-- Start LISTED ENTRIES --
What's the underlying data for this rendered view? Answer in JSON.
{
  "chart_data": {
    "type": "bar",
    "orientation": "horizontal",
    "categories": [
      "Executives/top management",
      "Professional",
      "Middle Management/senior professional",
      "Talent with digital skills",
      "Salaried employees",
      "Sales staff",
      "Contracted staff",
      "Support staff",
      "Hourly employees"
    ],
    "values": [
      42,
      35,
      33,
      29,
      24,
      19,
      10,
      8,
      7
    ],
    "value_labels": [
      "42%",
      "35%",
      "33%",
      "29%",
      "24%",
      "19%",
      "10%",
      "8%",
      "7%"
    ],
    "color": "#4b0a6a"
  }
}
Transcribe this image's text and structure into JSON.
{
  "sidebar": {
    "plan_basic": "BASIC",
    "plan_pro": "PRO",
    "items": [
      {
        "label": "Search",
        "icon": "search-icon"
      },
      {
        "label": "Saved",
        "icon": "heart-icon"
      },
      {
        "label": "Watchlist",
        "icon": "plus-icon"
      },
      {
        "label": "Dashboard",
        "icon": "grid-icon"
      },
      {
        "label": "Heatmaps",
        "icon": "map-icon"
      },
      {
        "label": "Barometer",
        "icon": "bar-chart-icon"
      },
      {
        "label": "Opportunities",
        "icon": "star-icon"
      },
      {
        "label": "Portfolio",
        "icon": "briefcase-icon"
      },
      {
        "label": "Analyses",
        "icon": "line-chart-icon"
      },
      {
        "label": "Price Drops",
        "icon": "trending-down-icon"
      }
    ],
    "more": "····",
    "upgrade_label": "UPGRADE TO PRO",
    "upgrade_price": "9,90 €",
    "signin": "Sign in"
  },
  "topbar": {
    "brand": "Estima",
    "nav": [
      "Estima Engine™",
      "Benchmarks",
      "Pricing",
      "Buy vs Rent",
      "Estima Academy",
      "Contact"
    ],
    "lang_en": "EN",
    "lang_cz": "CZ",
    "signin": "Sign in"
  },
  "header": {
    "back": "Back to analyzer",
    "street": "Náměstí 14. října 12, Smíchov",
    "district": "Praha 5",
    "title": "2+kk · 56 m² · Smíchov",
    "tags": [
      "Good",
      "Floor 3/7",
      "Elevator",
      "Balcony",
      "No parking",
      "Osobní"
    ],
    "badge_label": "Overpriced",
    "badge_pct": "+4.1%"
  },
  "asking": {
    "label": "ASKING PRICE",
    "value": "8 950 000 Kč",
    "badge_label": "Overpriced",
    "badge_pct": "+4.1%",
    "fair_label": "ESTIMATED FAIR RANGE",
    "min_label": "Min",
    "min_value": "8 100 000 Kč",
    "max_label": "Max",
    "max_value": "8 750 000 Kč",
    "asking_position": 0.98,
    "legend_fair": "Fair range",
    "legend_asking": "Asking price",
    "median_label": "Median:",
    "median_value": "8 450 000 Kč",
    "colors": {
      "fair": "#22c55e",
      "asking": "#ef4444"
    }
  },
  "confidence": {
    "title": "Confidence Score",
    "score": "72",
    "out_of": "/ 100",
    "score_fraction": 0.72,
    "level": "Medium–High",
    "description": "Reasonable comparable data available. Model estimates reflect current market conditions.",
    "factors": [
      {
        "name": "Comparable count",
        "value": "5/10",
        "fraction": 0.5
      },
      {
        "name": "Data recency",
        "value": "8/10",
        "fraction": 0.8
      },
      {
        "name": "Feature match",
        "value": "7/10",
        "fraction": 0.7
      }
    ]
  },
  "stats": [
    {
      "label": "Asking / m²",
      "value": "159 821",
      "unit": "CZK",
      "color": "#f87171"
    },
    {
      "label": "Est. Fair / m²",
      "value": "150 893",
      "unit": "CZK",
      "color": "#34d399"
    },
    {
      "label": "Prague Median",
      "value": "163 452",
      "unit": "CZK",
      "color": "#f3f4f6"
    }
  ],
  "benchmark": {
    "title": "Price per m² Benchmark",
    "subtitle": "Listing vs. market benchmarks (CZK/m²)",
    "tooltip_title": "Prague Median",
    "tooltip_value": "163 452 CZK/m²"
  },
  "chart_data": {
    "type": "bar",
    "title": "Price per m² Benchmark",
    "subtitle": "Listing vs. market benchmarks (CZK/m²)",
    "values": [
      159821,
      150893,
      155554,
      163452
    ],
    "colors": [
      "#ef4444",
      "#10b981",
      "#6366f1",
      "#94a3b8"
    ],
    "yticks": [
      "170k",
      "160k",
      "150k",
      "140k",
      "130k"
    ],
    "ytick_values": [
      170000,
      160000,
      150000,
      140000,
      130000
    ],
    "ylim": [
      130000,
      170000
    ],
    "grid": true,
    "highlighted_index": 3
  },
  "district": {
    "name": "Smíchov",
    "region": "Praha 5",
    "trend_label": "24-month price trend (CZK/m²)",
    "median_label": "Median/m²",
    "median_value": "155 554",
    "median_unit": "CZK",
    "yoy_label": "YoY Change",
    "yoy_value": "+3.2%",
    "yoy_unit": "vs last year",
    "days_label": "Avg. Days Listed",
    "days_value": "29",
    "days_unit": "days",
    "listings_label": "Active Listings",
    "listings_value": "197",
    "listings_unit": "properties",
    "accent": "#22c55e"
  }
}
-- End LISTED ENTRIES --
**DIRECTIVE**
Set down all of the entries exactly, please.

**FINAL RESULT**
What's the underlying data for this rendered view? Answer in JSON.
{
  "chart_data": {
    "type": "bar",
    "orientation": "horizontal",
    "categories": [
      "Executives/top management",
      "Professional",
      "Middle Management/senior professional",
      "Talent with digital skills",
      "Salaried employees",
      "Sales staff",
      "Contracted staff",
      "Support staff",
      "Hourly employees"
    ],
    "values": [
      42,
      35,
      33,
      29,
      24,
      19,
      10,
      8,
      7
    ],
    "value_labels": [
      "42%",
      "35%",
      "33%",
      "29%",
      "24%",
      "19%",
      "10%",
      "8%",
      "7%"
    ],
    "color": "#4b0a6a"
  }
}
Transcribe this image's text and structure into JSON.
{
  "sidebar": {
    "plan_basic": "BASIC",
    "plan_pro": "PRO",
    "items": [
      {
        "label": "Search",
        "icon": "search-icon"
      },
      {
        "label": "Saved",
        "icon": "heart-icon"
      },
      {
        "label": "Watchlist",
        "icon": "plus-icon"
      },
      {
        "label": "Dashboard",
        "icon": "grid-icon"
      },
      {
        "label": "Heatmaps",
        "icon": "map-icon"
      },
      {
        "label": "Barometer",
        "icon": "bar-chart-icon"
      },
      {
        "label": "Opportunities",
        "icon": "star-icon"
      },
      {
        "label": "Portfolio",
        "icon": "briefcase-icon"
      },
      {
        "label": "Analyses",
        "icon": "line-chart-icon"
      },
      {
        "label": "Price Drops",
        "icon": "trending-down-icon"
      }
    ],
    "more": "····",
    "upgrade_label": "UPGRADE TO PRO",
    "upgrade_price": "9,90 €",
    "signin": "Sign in"
  },
  "topbar": {
    "brand": "Estima",
    "nav": [
      "Estima Engine™",
      "Benchmarks",
      "Pricing",
      "Buy vs Rent",
      "Estima Academy",
      "Contact"
    ],
    "lang_en": "EN",
    "lang_cz": "CZ",
    "signin": "Sign in"
  },
  "header": {
    "back": "Back to analyzer",
    "street": "Náměstí 14. října 12, Smíchov",
    "district": "Praha 5",
    "title": "2+kk · 56 m² · Smíchov",
    "tags": [
      "Good",
      "Floor 3/7",
      "Elevator",
      "Balcony",
      "No parking",
      "Osobní"
    ],
    "badge_label": "Overpriced",
    "badge_pct": "+4.1%"
  },
  "asking": {
    "label": "ASKING PRICE",
    "value": "8 950 000 Kč",
    "badge_label": "Overpriced",
    "badge_pct": "+4.1%",
    "fair_label": "ESTIMATED FAIR RANGE",
    "min_label": "Min",
    "min_value": "8 100 000 Kč",
    "max_label": "Max",
    "max_value": "8 750 000 Kč",
    "asking_position": 0.98,
    "legend_fair": "Fair range",
    "legend_asking": "Asking price",
    "median_label": "Median:",
    "median_value": "8 450 000 Kč",
    "colors": {
      "fair": "#22c55e",
      "asking": "#ef4444"
    }
  },
  "confidence": {
    "title": "Confidence Score",
    "score": "72",
    "out_of": "/ 100",
    "score_fraction": 0.72,
    "level": "Medium–High",
    "description": "Reasonable comparable data available. Model estimates reflect current market conditions.",
    "factors": [
      {
        "name": "Comparable count",
        "value": "5/10",
        "fraction": 0.5
      },
      {
        "name": "Data recency",
        "value": "8/10",
        "fraction": 0.8
      },
      {
        "name": "Feature match",
        "value": "7/10",
        "fraction": 0.7
      }
    ]
  },
  "stats": [
    {
      "label": "Asking / m²",
      "value": "159 821",
      "unit": "CZK",
      "color": "#f87171"
    },
    {
      "label": "Est. Fair / m²",
      "value": "150 893",
      "unit": "CZK",
      "color": "#34d399"
    },
    {
      "label": "Prague Median",
      "value": "163 452",
      "unit": "CZK",
      "color": "#f3f4f6"
    }
  ],
  "benchmark": {
    "title": "Price per m² Benchmark",
    "subtitle": "Listing vs. market benchmarks (CZK/m²)",
    "tooltip_title": "Prague Median",
    "tooltip_value": "163 452 CZK/m²"
  },
  "chart_data": {
    "type": "bar",
    "title": "Price per m² Benchmark",
    "subtitle": "Listing vs. market benchmarks (CZK/m²)",
    "values": [
      159821,
      150893,
      155554,
      163452
    ],
    "colors": [
      "#ef4444",
      "#10b981",
      "#6366f1",
      "#94a3b8"
    ],
    "yticks": [
      "170k",
      "160k",
      "150k",
      "140k",
      "130k"
    ],
    "ytick_values": [
      170000,
      160000,
      150000,
      140000,
      130000
    ],
    "ylim": [
      130000,
      170000
    ],
    "grid": true,
    "highlighted_index": 3
  },
  "district": {
    "name": "Smíchov",
    "region": "Praha 5",
    "trend_label": "24-month price trend (CZK/m²)",
    "median_label": "Median/m²",
    "median_value": "155 554",
    "median_unit": "CZK",
    "yoy_label": "YoY Change",
    "yoy_value": "+3.2%",
    "yoy_unit": "vs last year",
    "days_label": "Avg. Days Listed",
    "days_value": "29",
    "days_unit": "days",
    "listings_label": "Active Listings",
    "listings_value": "197",
    "listings_unit": "properties",
    "accent": "#22c55e"
  }
}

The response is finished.